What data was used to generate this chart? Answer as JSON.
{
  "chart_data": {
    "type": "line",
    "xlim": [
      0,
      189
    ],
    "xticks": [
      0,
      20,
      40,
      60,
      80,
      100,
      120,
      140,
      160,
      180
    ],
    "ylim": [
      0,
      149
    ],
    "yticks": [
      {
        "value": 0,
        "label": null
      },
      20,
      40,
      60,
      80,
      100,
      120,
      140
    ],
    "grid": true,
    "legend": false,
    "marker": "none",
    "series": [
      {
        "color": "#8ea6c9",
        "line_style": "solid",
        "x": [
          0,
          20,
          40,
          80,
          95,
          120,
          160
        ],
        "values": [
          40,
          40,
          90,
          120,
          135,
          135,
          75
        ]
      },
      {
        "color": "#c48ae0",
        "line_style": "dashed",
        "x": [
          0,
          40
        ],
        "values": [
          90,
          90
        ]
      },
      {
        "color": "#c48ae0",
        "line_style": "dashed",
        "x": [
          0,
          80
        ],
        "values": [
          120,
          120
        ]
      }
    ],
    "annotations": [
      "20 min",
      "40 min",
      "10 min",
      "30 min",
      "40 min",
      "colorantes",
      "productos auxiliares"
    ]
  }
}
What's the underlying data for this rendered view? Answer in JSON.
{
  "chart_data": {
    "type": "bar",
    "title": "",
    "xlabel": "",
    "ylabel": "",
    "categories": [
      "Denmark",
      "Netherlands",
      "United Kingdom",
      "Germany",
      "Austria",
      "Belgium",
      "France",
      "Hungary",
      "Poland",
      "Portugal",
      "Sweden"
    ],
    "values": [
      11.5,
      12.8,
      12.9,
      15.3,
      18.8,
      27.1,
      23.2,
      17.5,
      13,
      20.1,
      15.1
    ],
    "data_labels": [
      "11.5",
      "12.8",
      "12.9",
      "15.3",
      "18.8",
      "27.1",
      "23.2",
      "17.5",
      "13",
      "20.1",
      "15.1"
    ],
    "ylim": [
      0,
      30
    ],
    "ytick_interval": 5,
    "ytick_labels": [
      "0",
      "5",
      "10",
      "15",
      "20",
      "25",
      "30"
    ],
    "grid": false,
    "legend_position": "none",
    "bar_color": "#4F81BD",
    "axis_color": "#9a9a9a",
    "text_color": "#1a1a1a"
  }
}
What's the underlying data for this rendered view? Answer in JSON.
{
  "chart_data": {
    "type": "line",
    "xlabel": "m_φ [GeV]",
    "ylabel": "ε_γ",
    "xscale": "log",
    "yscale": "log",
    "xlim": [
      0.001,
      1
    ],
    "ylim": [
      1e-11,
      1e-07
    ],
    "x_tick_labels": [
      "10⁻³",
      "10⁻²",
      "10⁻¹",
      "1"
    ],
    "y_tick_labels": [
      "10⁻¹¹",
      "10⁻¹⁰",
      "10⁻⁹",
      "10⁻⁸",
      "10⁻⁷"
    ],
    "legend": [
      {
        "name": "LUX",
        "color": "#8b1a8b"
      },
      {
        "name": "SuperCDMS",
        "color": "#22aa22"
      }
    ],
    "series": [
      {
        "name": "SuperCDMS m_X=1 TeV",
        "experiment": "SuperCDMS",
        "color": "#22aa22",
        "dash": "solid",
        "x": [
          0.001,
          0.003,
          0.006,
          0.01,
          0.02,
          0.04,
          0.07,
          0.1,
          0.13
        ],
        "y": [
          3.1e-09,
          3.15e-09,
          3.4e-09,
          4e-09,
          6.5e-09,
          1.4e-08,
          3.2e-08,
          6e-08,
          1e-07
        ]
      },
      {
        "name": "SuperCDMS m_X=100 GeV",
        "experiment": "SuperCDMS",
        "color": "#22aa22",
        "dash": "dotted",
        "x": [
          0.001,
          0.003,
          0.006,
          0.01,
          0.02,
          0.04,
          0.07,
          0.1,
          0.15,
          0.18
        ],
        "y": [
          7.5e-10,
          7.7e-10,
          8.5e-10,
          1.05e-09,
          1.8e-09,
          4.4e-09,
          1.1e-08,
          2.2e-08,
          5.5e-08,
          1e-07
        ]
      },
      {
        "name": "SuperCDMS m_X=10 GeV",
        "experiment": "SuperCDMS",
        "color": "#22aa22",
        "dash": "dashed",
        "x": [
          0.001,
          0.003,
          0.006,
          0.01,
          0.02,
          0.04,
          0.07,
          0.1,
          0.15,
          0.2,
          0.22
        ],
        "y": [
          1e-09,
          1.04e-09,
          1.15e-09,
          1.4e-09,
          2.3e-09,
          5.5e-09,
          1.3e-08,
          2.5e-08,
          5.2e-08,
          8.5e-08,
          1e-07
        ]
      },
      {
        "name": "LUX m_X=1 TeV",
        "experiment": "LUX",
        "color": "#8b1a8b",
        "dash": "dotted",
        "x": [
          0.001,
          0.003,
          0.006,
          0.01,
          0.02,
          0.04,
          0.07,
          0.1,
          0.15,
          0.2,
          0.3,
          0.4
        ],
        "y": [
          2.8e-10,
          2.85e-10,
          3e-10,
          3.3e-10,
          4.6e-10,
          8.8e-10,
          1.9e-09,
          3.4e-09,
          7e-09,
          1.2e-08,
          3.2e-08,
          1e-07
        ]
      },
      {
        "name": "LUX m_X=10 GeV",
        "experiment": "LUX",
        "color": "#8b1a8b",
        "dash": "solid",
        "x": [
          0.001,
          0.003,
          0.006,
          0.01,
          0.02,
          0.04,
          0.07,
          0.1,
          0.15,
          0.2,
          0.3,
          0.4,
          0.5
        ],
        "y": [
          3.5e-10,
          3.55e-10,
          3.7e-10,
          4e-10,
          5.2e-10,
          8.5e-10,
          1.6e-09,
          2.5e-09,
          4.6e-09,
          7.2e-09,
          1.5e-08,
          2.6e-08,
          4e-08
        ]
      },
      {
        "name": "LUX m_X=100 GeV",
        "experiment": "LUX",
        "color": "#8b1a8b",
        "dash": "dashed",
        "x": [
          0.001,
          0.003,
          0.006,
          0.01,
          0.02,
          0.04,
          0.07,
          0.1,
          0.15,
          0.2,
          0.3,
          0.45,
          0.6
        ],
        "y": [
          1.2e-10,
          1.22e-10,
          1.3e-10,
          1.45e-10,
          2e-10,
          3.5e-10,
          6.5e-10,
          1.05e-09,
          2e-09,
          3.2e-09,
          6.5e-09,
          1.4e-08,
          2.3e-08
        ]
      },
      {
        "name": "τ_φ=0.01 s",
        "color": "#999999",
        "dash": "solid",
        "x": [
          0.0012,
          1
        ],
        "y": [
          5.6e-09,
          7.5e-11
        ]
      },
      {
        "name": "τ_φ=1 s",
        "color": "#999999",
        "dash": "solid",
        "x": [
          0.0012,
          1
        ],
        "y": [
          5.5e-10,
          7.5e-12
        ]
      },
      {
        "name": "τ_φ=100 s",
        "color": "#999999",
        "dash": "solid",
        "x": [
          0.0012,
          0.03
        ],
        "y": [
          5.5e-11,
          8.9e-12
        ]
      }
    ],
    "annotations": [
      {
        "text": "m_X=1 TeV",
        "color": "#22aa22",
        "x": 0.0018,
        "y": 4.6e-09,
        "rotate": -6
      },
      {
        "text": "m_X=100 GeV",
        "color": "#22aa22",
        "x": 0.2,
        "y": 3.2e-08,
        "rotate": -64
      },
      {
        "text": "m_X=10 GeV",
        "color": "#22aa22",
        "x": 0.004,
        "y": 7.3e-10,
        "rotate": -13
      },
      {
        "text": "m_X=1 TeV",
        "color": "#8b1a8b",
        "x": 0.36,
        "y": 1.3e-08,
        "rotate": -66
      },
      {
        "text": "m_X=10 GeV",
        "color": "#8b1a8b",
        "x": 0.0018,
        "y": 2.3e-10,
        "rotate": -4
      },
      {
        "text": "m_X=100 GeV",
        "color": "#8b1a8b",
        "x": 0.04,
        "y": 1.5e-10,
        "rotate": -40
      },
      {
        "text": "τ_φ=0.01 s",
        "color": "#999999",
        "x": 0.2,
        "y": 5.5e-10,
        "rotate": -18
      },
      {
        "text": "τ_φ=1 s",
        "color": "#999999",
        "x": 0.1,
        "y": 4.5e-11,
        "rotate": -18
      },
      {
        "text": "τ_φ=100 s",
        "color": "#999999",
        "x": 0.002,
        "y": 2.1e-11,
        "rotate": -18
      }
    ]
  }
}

--- --- ---

Locate all lines holding the word "name", then copy them out.

        "name": "LUX",
        "name": "SuperCDMS",
        "name": "SuperCDMS m_X=1 TeV",
        "name": "SuperCDMS m_X=100 GeV",
        "name": "SuperCDMS m_X=10 GeV",
        "name": "LUX m_X=1 TeV",
        "name": "LUX m_X=10 GeV",
        "name": "LUX m_X=100 GeV",
        "name": "τ_φ=0.01 s",
        "name": "τ_φ=1 s",
        "name": "τ_φ=100 s",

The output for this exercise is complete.